■ **EXERCISE INPUTS**
━━━━━━━━

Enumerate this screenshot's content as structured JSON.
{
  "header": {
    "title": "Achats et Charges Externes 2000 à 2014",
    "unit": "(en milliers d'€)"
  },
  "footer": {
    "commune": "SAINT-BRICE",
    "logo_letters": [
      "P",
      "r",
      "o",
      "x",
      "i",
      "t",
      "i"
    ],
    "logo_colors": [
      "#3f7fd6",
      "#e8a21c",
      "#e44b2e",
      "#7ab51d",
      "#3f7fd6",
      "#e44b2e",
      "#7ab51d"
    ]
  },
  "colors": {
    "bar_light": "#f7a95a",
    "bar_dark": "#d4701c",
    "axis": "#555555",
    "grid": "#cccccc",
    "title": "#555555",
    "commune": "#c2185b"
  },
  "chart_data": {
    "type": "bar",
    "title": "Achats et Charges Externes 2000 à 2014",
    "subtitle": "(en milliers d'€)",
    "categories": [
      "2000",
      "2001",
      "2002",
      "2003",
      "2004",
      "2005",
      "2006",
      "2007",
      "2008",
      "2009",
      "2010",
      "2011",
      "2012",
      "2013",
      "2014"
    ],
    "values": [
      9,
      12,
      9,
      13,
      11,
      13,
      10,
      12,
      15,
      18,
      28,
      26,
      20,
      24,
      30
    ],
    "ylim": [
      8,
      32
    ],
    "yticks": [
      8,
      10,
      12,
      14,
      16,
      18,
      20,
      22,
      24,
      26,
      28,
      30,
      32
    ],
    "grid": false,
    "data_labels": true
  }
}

━━━━━━━━

■ **AIM OF THE EXERCISE**
List all lines from the entries that include the word "milliers".

■ **SOLUTION TO THIS PROBLEM**
    "unit": "(en milliers d'€)"
    "subtitle": "(en milliers d'€)",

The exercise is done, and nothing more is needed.